*GOAL*. Go through the entries below and retype them exactly, omitting each picture.

*SUPPLIED RECORDS*.
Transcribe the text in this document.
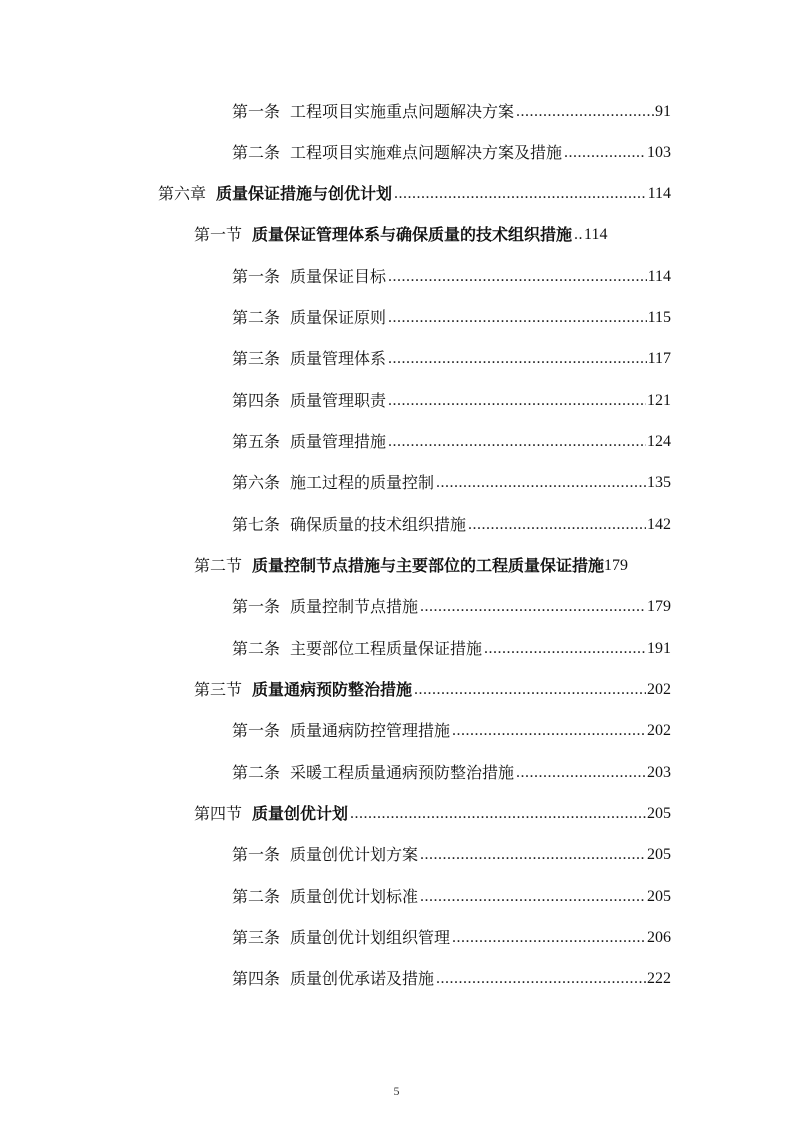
第一条 工程项目实施重点问题解决方案 .....	91
第二条 工程项目实施难点问题解决方案及措施 .....	103
第六章 质量保证措施与创优计划 .....	114
第一节 质量保证管理体系与确保质量的技术组织措施 ..... 114
第一条 质量保证目标 .....	114
第二条 质量保证原则 .....	115
第三条 质量管理体系 .....	117
第四条 质量管理职责 .....	121
第五条 质量管理措施 .....	124
第六条 施工过程的质量控制 .....	135
第七条 确保质量的技术组织措施 .....	142
第二节 质量控制节点措施与主要部位的工程质量保证措施 179
第一条 质量控制节点措施 .....	179
第二条 主要部位工程质量保证措施 .....	191
第三节 质量通病预防整治措施 .....	202
第一条 质量通病防控管理措施 .....	202
第二条 采暖工程质量通病预防整治措施 .....	203
第四节 质量创优计划 .....	205
第一条 质量创优计划方案 .....	205
第二条 质量创优计划标准 .....	205
第三条 质量创优计划组织管理 .....	206
第四条 质量创优承诺及措施 .....	222
5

*IN RESPONSE*.
Transcribe the text in this document.
第一条 工程项目实施重点问题解决方案 .....	91
第二条 工程项目实施难点问题解决方案及措施 .....	103
第六章 质量保证措施与创优计划 .....	114
第一节 质量保证管理体系与确保质量的技术组织措施 ..... 114
第一条 质量保证目标 .....	114
第二条 质量保证原则 .....	115
第三条 质量管理体系 .....	117
第四条 质量管理职责 .....	121
第五条 质量管理措施 .....	124
第六条 施工过程的质量控制 .....	135
第七条 确保质量的技术组织措施 .....	142
第二节 质量控制节点措施与主要部位的工程质量保证措施 179
第一条 质量控制节点措施 .....	179
第二条 主要部位工程质量保证措施 .....	191
第三节 质量通病预防整治措施 .....	202
第一条 质量通病防控管理措施 .....	202
第二条 采暖工程质量通病预防整治措施 .....	203
第四节 质量创优计划 .....	205
第一条 质量创优计划方案 .....	205
第二条 质量创优计划标准 .....	205
第三条 质量创优计划组织管理 .....	206
第四条 质量创优承诺及措施 .....	222
5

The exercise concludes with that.